Make an exact copy of the records, with the images left out.

Stored data
———
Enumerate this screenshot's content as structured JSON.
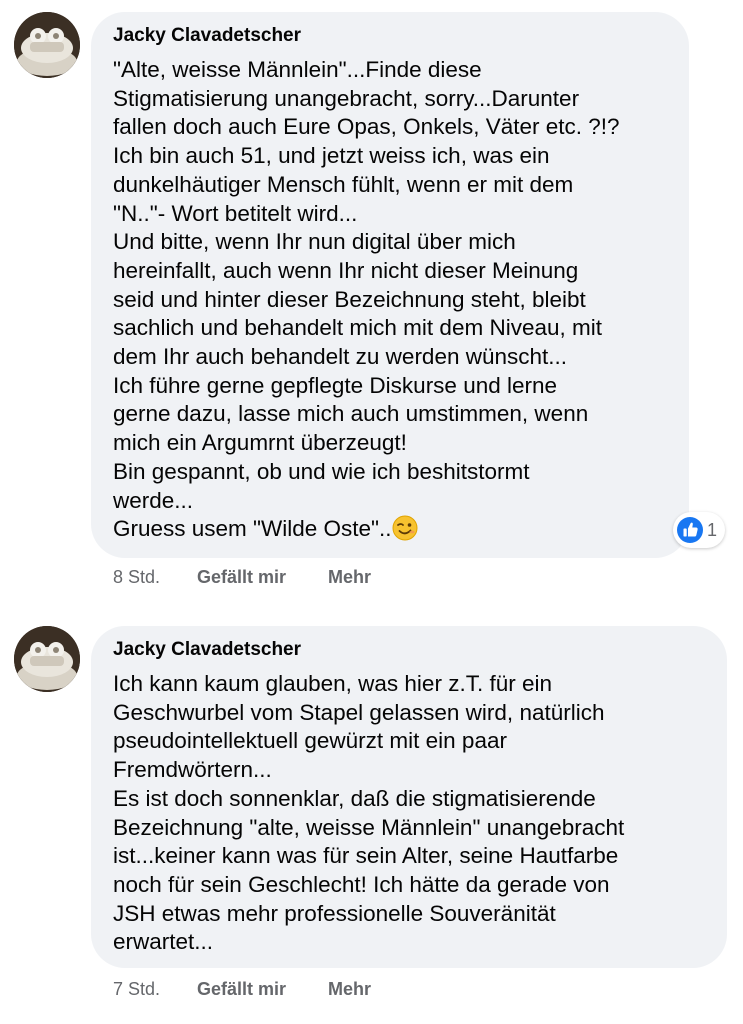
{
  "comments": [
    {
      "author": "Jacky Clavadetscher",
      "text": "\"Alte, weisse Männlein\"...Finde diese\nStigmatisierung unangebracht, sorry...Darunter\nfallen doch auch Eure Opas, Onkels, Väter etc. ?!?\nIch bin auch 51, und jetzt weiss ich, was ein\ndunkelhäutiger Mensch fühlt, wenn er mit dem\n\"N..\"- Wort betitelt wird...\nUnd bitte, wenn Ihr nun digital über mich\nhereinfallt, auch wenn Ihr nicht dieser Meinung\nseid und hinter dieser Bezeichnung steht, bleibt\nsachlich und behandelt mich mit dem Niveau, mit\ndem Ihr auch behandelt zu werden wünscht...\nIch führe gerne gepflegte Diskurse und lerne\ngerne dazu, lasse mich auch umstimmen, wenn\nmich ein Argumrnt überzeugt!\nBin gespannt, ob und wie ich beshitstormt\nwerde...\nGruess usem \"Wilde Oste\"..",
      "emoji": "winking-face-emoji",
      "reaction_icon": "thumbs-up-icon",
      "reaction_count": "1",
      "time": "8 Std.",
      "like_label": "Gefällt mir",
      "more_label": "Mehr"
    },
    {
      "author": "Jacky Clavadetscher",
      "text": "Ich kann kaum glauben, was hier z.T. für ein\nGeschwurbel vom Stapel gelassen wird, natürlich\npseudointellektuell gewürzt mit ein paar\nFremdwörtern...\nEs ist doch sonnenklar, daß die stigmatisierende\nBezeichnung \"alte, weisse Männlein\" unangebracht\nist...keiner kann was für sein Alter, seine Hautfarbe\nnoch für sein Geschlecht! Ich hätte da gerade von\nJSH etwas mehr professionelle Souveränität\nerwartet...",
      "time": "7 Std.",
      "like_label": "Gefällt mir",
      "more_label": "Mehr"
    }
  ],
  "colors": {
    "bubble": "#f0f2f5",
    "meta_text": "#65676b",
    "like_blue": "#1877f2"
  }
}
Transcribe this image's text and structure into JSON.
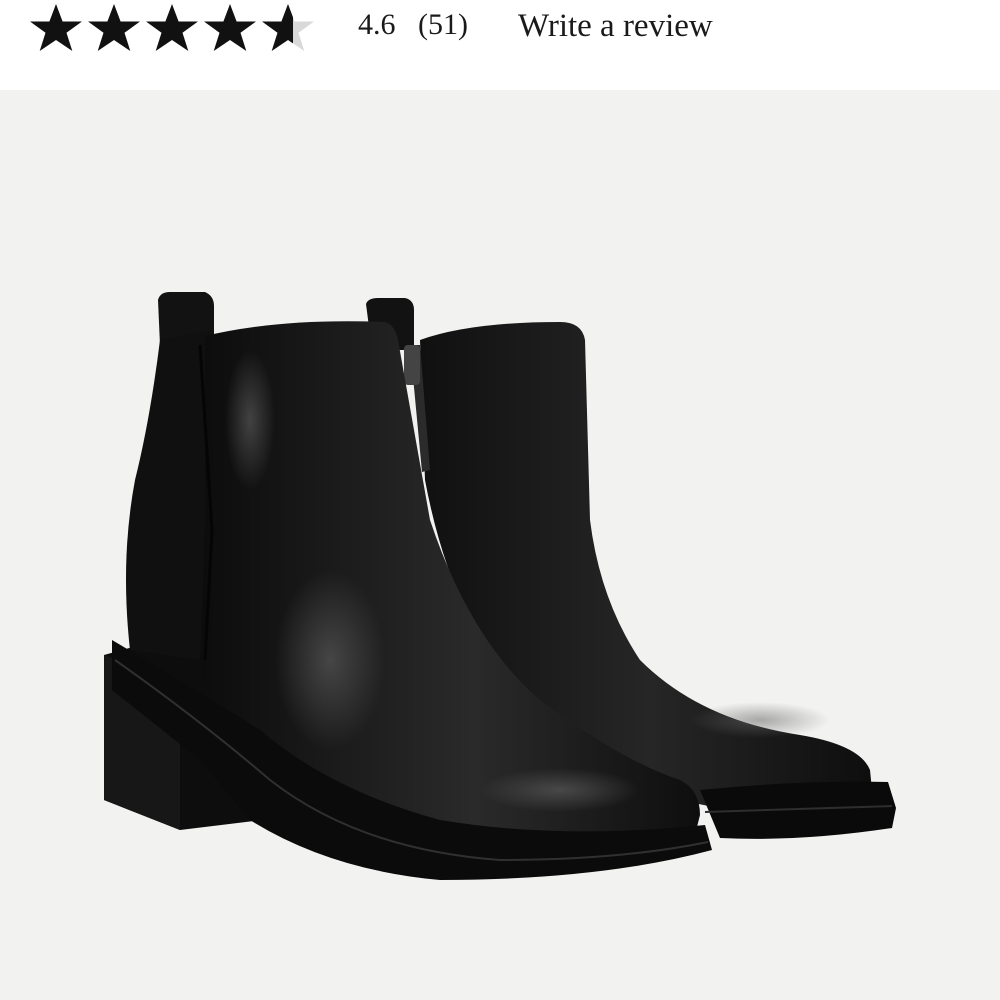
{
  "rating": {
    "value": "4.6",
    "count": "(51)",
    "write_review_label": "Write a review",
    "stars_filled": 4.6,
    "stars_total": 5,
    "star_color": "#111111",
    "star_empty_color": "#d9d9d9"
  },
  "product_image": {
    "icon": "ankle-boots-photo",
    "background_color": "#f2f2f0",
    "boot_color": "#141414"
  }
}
———
● **Output of the exercise**:
Enumerate this screenshot's content as structured JSON.
{
  "comments": [
    {
      "author": "Jacky Clavadetscher",
      "text": "\"Alte, weisse Männlein\"...Finde diese\nStigmatisierung unangebracht, sorry...Darunter\nfallen doch auch Eure Opas, Onkels, Väter etc. ?!?\nIch bin auch 51, und jetzt weiss ich, was ein\ndunkelhäutiger Mensch fühlt, wenn er mit dem\n\"N..\"- Wort betitelt wird...\nUnd bitte, wenn Ihr nun digital über mich\nhereinfallt, auch wenn Ihr nicht dieser Meinung\nseid und hinter dieser Bezeichnung steht, bleibt\nsachlich und behandelt mich mit dem Niveau, mit\ndem Ihr auch behandelt zu werden wünscht...\nIch führe gerne gepflegte Diskurse und lerne\ngerne dazu, lasse mich auch umstimmen, wenn\nmich ein Argumrnt überzeugt!\nBin gespannt, ob und wie ich beshitstormt\nwerde...\nGruess usem \"Wilde Oste\"..",
      "emoji": "winking-face-emoji",
      "reaction_icon": "thumbs-up-icon",
      "reaction_count": "1",
      "time": "8 Std.",
      "like_label": "Gefällt mir",
      "more_label": "Mehr"
    },
    {
      "author": "Jacky Clavadetscher",
      "text": "Ich kann kaum glauben, was hier z.T. für ein\nGeschwurbel vom Stapel gelassen wird, natürlich\npseudointellektuell gewürzt mit ein paar\nFremdwörtern...\nEs ist doch sonnenklar, daß die stigmatisierende\nBezeichnung \"alte, weisse Männlein\" unangebracht\nist...keiner kann was für sein Alter, seine Hautfarbe\nnoch für sein Geschlecht! Ich hätte da gerade von\nJSH etwas mehr professionelle Souveränität\nerwartet...",
      "time": "7 Std.",
      "like_label": "Gefällt mir",
      "more_label": "Mehr"
    }
  ],
  "colors": {
    "bubble": "#f0f2f5",
    "meta_text": "#65676b",
    "like_blue": "#1877f2"
  }
}
Transcribe this image's text and structure into JSON.
{
  "rating": {
    "value": "4.6",
    "count": "(51)",
    "write_review_label": "Write a review",
    "stars_filled": 4.6,
    "stars_total": 5,
    "star_color": "#111111",
    "star_empty_color": "#d9d9d9"
  },
  "product_image": {
    "icon": "ankle-boots-photo",
    "background_color": "#f2f2f0",
    "boot_color": "#141414"
  }
}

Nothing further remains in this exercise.